Exercise requirements:
Write out the data below in full. Keep it exact.

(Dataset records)
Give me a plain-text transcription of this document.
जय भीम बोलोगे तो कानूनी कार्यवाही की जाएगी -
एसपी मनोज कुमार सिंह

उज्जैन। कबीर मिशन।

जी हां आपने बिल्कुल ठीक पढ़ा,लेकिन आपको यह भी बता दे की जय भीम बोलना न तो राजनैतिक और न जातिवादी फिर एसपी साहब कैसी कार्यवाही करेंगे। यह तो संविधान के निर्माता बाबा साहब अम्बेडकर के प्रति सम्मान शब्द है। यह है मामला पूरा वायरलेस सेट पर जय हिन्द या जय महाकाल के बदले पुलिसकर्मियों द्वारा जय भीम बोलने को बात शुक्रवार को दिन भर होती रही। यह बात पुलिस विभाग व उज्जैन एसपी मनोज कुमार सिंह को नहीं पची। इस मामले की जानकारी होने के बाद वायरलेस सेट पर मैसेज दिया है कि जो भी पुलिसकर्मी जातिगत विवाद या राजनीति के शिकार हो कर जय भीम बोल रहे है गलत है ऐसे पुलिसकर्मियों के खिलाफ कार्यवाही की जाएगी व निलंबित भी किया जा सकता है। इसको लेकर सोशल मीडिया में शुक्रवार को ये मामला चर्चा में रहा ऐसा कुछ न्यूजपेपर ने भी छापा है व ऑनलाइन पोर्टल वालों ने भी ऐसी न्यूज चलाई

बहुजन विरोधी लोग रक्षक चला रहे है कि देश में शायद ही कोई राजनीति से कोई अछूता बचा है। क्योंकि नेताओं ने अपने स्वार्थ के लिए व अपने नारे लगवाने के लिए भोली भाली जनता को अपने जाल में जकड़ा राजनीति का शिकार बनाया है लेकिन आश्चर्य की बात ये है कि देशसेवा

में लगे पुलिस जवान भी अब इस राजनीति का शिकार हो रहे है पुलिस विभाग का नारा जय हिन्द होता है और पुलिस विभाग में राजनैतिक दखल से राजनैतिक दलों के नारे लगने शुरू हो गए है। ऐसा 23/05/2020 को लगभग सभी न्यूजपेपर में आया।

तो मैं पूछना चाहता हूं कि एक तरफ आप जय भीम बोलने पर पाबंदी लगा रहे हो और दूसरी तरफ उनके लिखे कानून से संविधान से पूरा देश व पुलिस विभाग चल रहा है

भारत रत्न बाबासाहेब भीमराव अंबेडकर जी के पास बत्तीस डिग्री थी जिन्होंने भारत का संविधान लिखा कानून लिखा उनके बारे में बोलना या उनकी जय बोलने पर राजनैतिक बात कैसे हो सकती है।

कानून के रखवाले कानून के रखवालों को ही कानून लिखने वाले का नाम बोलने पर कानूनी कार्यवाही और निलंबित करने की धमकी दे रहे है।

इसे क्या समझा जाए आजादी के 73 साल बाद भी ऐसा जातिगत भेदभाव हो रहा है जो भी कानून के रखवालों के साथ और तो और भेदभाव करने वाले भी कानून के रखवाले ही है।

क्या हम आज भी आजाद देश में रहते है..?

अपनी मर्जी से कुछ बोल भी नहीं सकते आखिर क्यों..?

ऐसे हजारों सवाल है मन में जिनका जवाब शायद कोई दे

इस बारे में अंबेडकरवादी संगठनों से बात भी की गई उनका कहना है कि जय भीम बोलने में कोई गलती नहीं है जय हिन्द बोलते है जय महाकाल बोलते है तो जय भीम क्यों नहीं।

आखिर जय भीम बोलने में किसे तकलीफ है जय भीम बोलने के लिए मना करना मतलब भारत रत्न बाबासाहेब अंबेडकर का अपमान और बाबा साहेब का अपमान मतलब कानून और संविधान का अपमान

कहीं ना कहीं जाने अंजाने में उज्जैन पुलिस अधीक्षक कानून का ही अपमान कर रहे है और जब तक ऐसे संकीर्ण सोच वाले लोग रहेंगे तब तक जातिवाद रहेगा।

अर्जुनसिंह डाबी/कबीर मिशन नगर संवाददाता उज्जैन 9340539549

Exercise output:
Give me a plain-text transcription of this document.
जय भीम बोलोगे तो कानूनी कार्यवाही की जाएगी -
एसपी मनोज कुमार सिंह

उज्जैन। कबीर मिशन।

जी हां आपने बिल्कुल ठीक पढ़ा,लेकिन आपको यह भी बता दे की जय भीम बोलना न तो राजनैतिक और न जातिवादी फिर एसपी साहब कैसी कार्यवाही करेंगे। यह तो संविधान के निर्माता बाबा साहब अम्बेडकर के प्रति सम्मान शब्द है। यह है मामला पूरा वायरलेस सेट पर जय हिन्द या जय महाकाल के बदले पुलिसकर्मियों द्वारा जय भीम बोलने को बात शुक्रवार को दिन भर होती रही। यह बात पुलिस विभाग व उज्जैन एसपी मनोज कुमार सिंह को नहीं पची। इस मामले की जानकारी होने के बाद वायरलेस सेट पर मैसेज दिया है कि जो भी पुलिसकर्मी जातिगत विवाद या राजनीति के शिकार हो कर जय भीम बोल रहे है गलत है ऐसे पुलिसकर्मियों के खिलाफ कार्यवाही की जाएगी व निलंबित भी किया जा सकता है। इसको लेकर सोशल मीडिया में शुक्रवार को ये मामला चर्चा में रहा ऐसा कुछ न्यूजपेपर ने भी छापा है व ऑनलाइन पोर्टल वालों ने भी ऐसी न्यूज चलाई

बहुजन विरोधी लोग रक्षक चला रहे है कि देश में शायद ही कोई राजनीति से कोई अछूता बचा है। क्योंकि नेताओं ने अपने स्वार्थ के लिए व अपने नारे लगवाने के लिए भोली भाली जनता को अपने जाल में जकड़ा राजनीति का शिकार बनाया है लेकिन आश्चर्य की बात ये है कि देशसेवा

में लगे पुलिस जवान भी अब इस राजनीति का शिकार हो रहे है पुलिस विभाग का नारा जय हिन्द होता है और पुलिस विभाग में राजनैतिक दखल से राजनैतिक दलों के नारे लगने शुरू हो गए है। ऐसा 23/05/2020 को लगभग सभी न्यूजपेपर में आया।

तो मैं पूछना चाहता हूं कि एक तरफ आप जय भीम बोलने पर पाबंदी लगा रहे हो और दूसरी तरफ उनके लिखे कानून से संविधान से पूरा देश व पुलिस विभाग चल रहा है

भारत रत्न बाबासाहेब भीमराव अंबेडकर जी के पास बत्तीस डिग्री थी जिन्होंने भारत का संविधान लिखा कानून लिखा उनके बारे में बोलना या उनकी जय बोलने पर राजनैतिक बात कैसे हो सकती है।

कानून के रखवाले कानून के रखवालों को ही कानून लिखने वाले का नाम बोलने पर कानूनी कार्यवाही और निलंबित करने की धमकी दे रहे है।

इसे क्या समझा जाए आजादी के 73 साल बाद भी ऐसा जातिगत भेदभाव हो रहा है जो भी कानून के रखवालों के साथ और तो और भेदभाव करने वाले भी कानून के रखवाले ही है।

क्या हम आज भी आजाद देश में रहते है..?

अपनी मर्जी से कुछ बोल भी नहीं सकते आखिर क्यों..?

ऐसे हजारों सवाल है मन में जिनका जवाब शायद कोई दे

इस बारे में अंबेडकरवादी संगठनों से बात भी की गई उनका कहना है कि जय भीम बोलने में कोई गलती नहीं है जय हिन्द बोलते है जय महाकाल बोलते है तो जय भीम क्यों नहीं।

आखिर जय भीम बोलने में किसे तकलीफ है जय भीम बोलने के लिए मना करना मतलब भारत रत्न बाबासाहेब अंबेडकर का अपमान और बाबा साहेब का अपमान मतलब कानून और संविधान का अपमान

कहीं ना कहीं जाने अंजाने में उज्जैन पुलिस अधीक्षक कानून का ही अपमान कर रहे है और जब तक ऐसे संकीर्ण सोच वाले लोग रहेंगे तब तक जातिवाद रहेगा।

अर्जुनसिंह डाबी/कबीर मिशन नगर संवाददाता उज्जैन 9340539549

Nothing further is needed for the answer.